● Document extract:
• • • •

Coder Social home page Coder Social logo

clusters's Introduction

Documentation Status Code Health Travis CI build status (Linux)

WARNING: Package under development


Clusters

Python package wrapping up the ongoing cluster analysis of the LSST/DESC cluster group. For more info, see the two following github repositories:

See also the private Trello board that we use to share our work.

Installation

To install:

git clone https://github.com/nicolaschotard/Clusters.git
pip install Clusters/

To install in a local directory mypath, use:

pip install --prefix='mypath' Clusters/

and do not forget to add it to your PYTHONPATH.

To upgrade to a new version (after a git pull or a local modification), use:

pip install --upgrade (--prefix='mypath') Clusters/

To install a release version (no release version available yet):

pip install http://github.com/nicolaschotard/Cluster/archive/v0.1.tar.gz

Also works with the master:

pip install (--upgrade) https://github.com/nicolaschotard/Clusters/archive/master.zip

In the future, release versions will be listed at this location.

• • • •

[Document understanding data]
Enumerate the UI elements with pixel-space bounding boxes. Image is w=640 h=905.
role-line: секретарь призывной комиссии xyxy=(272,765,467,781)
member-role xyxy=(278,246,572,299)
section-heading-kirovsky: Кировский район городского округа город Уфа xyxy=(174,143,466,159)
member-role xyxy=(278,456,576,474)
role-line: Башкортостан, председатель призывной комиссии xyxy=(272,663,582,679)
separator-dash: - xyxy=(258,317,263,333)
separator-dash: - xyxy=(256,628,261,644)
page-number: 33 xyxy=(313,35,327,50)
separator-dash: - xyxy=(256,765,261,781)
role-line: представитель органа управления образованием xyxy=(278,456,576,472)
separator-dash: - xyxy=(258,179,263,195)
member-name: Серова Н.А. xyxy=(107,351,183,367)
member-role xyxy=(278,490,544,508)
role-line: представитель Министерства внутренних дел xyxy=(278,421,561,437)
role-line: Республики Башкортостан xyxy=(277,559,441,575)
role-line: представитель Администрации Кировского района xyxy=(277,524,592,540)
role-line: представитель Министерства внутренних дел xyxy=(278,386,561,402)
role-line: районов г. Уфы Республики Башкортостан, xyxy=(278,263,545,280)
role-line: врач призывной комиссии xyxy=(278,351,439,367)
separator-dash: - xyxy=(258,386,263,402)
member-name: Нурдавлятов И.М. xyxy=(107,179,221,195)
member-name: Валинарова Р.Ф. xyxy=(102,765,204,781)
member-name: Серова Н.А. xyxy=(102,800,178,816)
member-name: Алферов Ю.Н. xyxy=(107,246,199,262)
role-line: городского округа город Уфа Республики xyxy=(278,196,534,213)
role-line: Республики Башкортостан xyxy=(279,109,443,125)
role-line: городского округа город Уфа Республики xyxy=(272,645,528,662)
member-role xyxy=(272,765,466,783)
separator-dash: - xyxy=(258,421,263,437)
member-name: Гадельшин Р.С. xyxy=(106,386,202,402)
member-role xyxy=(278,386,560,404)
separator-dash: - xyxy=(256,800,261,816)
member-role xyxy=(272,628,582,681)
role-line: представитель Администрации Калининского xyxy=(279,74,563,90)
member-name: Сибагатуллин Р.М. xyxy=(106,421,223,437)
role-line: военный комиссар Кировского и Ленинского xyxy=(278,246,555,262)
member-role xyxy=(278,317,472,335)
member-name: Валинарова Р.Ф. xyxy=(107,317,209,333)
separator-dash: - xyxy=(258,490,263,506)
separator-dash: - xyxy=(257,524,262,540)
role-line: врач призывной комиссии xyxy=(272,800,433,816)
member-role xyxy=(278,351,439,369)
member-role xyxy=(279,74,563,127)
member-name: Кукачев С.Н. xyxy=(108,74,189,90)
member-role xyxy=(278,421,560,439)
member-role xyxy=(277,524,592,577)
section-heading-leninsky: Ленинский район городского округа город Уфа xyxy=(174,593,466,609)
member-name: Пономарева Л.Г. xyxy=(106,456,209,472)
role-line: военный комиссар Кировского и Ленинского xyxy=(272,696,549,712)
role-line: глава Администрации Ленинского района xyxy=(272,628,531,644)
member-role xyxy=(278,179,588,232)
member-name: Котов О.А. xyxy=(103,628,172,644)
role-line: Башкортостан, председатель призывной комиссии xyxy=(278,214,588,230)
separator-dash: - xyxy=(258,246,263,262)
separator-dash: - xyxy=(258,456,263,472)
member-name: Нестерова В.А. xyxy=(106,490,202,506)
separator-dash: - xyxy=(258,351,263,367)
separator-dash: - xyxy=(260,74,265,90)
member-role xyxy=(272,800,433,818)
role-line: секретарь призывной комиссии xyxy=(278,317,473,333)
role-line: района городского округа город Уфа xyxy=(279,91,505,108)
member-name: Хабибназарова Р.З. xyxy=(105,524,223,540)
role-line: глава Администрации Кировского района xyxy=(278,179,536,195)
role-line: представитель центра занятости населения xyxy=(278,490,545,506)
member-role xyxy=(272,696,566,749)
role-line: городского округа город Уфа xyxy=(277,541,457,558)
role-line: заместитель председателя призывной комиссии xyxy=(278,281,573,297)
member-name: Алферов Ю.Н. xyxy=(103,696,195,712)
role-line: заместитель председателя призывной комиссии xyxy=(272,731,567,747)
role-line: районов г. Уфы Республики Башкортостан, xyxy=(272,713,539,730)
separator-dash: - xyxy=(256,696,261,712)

• • • •

● Assignment 1: Summarize the Clusters page in two sentences.
● Assignment 2: Copy out the Clusters page word for word, everything from "Installation" down to "to your PYTHONPATH.".
● Assignment 3: According to the Clusters page, what should you do after installing the package in a local directory mypath?

● Written reply 1: Clusters is a Python package, still under development, that wraps up the ongoing cluster analysis of the LSST/DESC cluster group. It is installed by cloning its GitHub repository and running pip install, and the page also gives commands for installing to a local directory, upgrading, and installing from the master archive, while noting that no release version is available yet.

● Written reply 2:
Installation

To install:

git clone https://github.com/nicolaschotard/Clusters.git
pip install Clusters/

To install in a local directory mypath, use:

pip install --prefix='mypath' Clusters/

and do not forget to add it to your PYTHONPATH.

● Written reply 3: Add it to your PYTHONPATH.